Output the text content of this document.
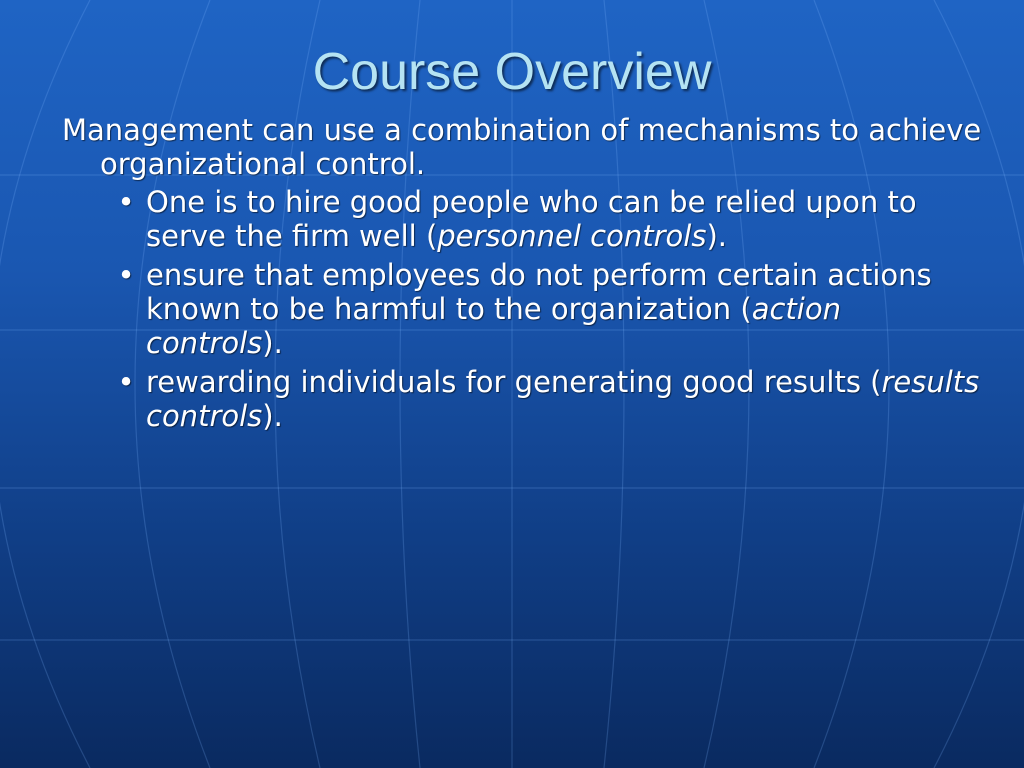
Course Overview

Management can use a combination of mechanisms to achieve organizational control.

• One is to hire good people who can be relied upon to serve the firm well (personnel controls).
• ensure that employees do not perform certain actions known to be harmful to the organization (action controls).
• rewarding individuals for generating good results (results controls).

•••

**Instructions to follow:** Transcribe the preceding listing in its entirety and with exact wording, leaving out pictures.

**Output:**
Output the text content of this document.
Course Overview

Management can use a combination of mechanisms to achieve organizational control.

• One is to hire good people who can be relied upon to serve the firm well (personnel controls).
• ensure that employees do not perform certain actions known to be harmful to the organization (action controls).
• rewarding individuals for generating good results (results controls).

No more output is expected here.